Figure contents as structured data:
******************************

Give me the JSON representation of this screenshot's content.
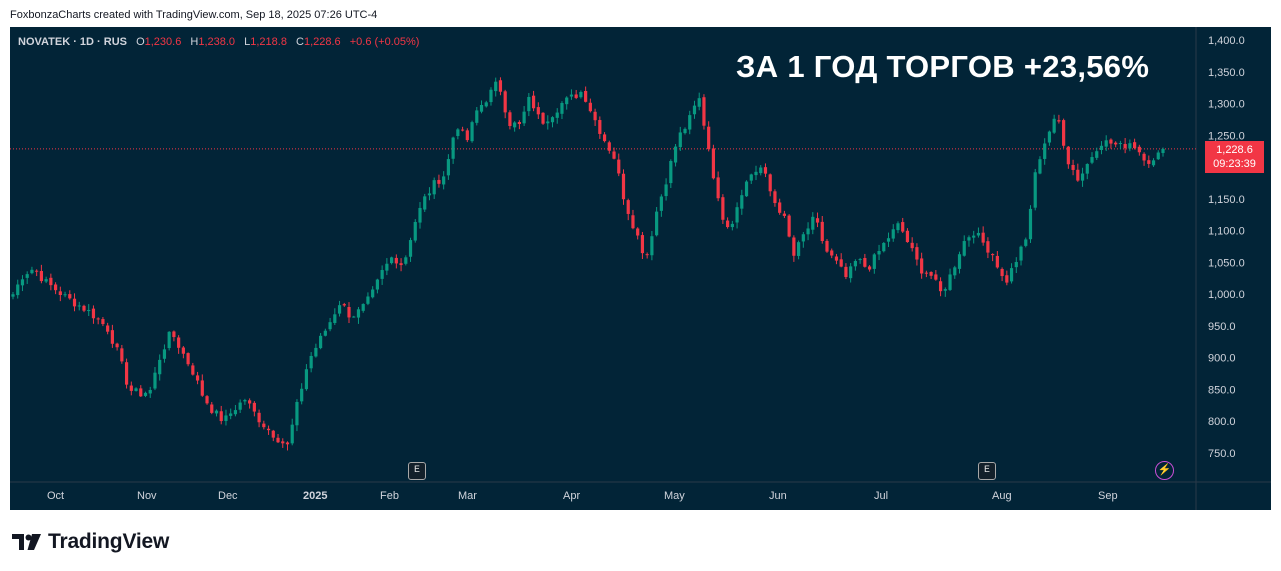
{
  "caption": "FoxbonzaCharts created with TradingView.com, Sep 18, 2025 07:26 UTC-4",
  "legend": {
    "symbol": "NOVATEK · 1D · RUS",
    "open_label": "O",
    "open": "1,230.6",
    "high_label": "H",
    "high": "1,238.0",
    "low_label": "L",
    "low": "1,218.8",
    "close_label": "C",
    "close": "1,228.6",
    "change": "+0.6 (+0.05%)"
  },
  "headline": "ЗА 1 ГОД ТОРГОВ +23,56%",
  "price_tag": {
    "price": "1,228.6",
    "countdown": "09:23:39"
  },
  "event_badges": [
    "E",
    "E"
  ],
  "footer": {
    "brand": "TradingView"
  },
  "colors": {
    "background": "#022437",
    "up": "#089981",
    "down": "#f23645",
    "axis_text": "#d1d4dc",
    "last_price_line": "#f23645"
  },
  "icons": {
    "earnings": "earnings-badge-icon",
    "dividend": "bolt-icon",
    "logo": "tradingview-logo-icon"
  },
  "chart_data": {
    "type": "candlestick",
    "ylim": [
      720,
      1410
    ],
    "y_scale": "linear",
    "yticks": [
      "1,400.0",
      "1,350.0",
      "1,300.0",
      "1,250.0",
      "1,200.0",
      "1,150.0",
      "1,100.0",
      "1,050.0",
      "1,000.0",
      "950.0",
      "900.0",
      "850.0",
      "800.0",
      "750.0"
    ],
    "xticks": [
      "Oct",
      "Nov",
      "Dec",
      "2025",
      "Feb",
      "Mar",
      "Apr",
      "May",
      "Jun",
      "Jul",
      "Aug",
      "Sep"
    ],
    "last_price": 1228.6,
    "grid": false,
    "close_path": [
      1000,
      1032,
      1041,
      1020,
      1008,
      995,
      985,
      975,
      962,
      945,
      905,
      850,
      843,
      848,
      905,
      941,
      910,
      880,
      840,
      815,
      800,
      820,
      835,
      810,
      790,
      775,
      760,
      830,
      895,
      925,
      955,
      988,
      965,
      975,
      998,
      1035,
      1060,
      1045,
      1110,
      1150,
      1175,
      1190,
      1270,
      1240,
      1290,
      1310,
      1335,
      1270,
      1265,
      1310,
      1270,
      1282,
      1300,
      1310,
      1320,
      1280,
      1245,
      1215,
      1145,
      1100,
      1055,
      1130,
      1185,
      1245,
      1270,
      1310,
      1225,
      1130,
      1105,
      1160,
      1190,
      1200,
      1150,
      1125,
      1060,
      1095,
      1120,
      1070,
      1050,
      1025,
      1055,
      1040,
      1065,
      1090,
      1110,
      1075,
      1040,
      1030,
      1000,
      1035,
      1080,
      1100,
      1080,
      1060,
      1015,
      1050,
      1085,
      1200,
      1250,
      1280,
      1210,
      1180,
      1210,
      1240,
      1238,
      1232,
      1240,
      1220,
      1205,
      1228.6
    ]
  }
}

******************************

◆ Task description:
Write out the data precisely as given, excluding the pictures.

◆ Solution to this exercise:
Give me the JSON representation of this screenshot's content.
{
  "caption": "FoxbonzaCharts created with TradingView.com, Sep 18, 2025 07:26 UTC-4",
  "legend": {
    "symbol": "NOVATEK · 1D · RUS",
    "open_label": "O",
    "open": "1,230.6",
    "high_label": "H",
    "high": "1,238.0",
    "low_label": "L",
    "low": "1,218.8",
    "close_label": "C",
    "close": "1,228.6",
    "change": "+0.6 (+0.05%)"
  },
  "headline": "ЗА 1 ГОД ТОРГОВ +23,56%",
  "price_tag": {
    "price": "1,228.6",
    "countdown": "09:23:39"
  },
  "event_badges": [
    "E",
    "E"
  ],
  "footer": {
    "brand": "TradingView"
  },
  "colors": {
    "background": "#022437",
    "up": "#089981",
    "down": "#f23645",
    "axis_text": "#d1d4dc",
    "last_price_line": "#f23645"
  },
  "icons": {
    "earnings": "earnings-badge-icon",
    "dividend": "bolt-icon",
    "logo": "tradingview-logo-icon"
  },
  "chart_data": {
    "type": "candlestick",
    "ylim": [
      720,
      1410
    ],
    "y_scale": "linear",
    "yticks": [
      "1,400.0",
      "1,350.0",
      "1,300.0",
      "1,250.0",
      "1,200.0",
      "1,150.0",
      "1,100.0",
      "1,050.0",
      "1,000.0",
      "950.0",
      "900.0",
      "850.0",
      "800.0",
      "750.0"
    ],
    "xticks": [
      "Oct",
      "Nov",
      "Dec",
      "2025",
      "Feb",
      "Mar",
      "Apr",
      "May",
      "Jun",
      "Jul",
      "Aug",
      "Sep"
    ],
    "last_price": 1228.6,
    "grid": false,
    "close_path": [
      1000,
      1032,
      1041,
      1020,
      1008,
      995,
      985,
      975,
      962,
      945,
      905,
      850,
      843,
      848,
      905,
      941,
      910,
      880,
      840,
      815,
      800,
      820,
      835,
      810,
      790,
      775,
      760,
      830,
      895,
      925,
      955,
      988,
      965,
      975,
      998,
      1035,
      1060,
      1045,
      1110,
      1150,
      1175,
      1190,
      1270,
      1240,
      1290,
      1310,
      1335,
      1270,
      1265,
      1310,
      1270,
      1282,
      1300,
      1310,
      1320,
      1280,
      1245,
      1215,
      1145,
      1100,
      1055,
      1130,
      1185,
      1245,
      1270,
      1310,
      1225,
      1130,
      1105,
      1160,
      1190,
      1200,
      1150,
      1125,
      1060,
      1095,
      1120,
      1070,
      1050,
      1025,
      1055,
      1040,
      1065,
      1090,
      1110,
      1075,
      1040,
      1030,
      1000,
      1035,
      1080,
      1100,
      1080,
      1060,
      1015,
      1050,
      1085,
      1200,
      1250,
      1280,
      1210,
      1180,
      1210,
      1240,
      1238,
      1232,
      1240,
      1220,
      1205,
      1228.6
    ]
  }
}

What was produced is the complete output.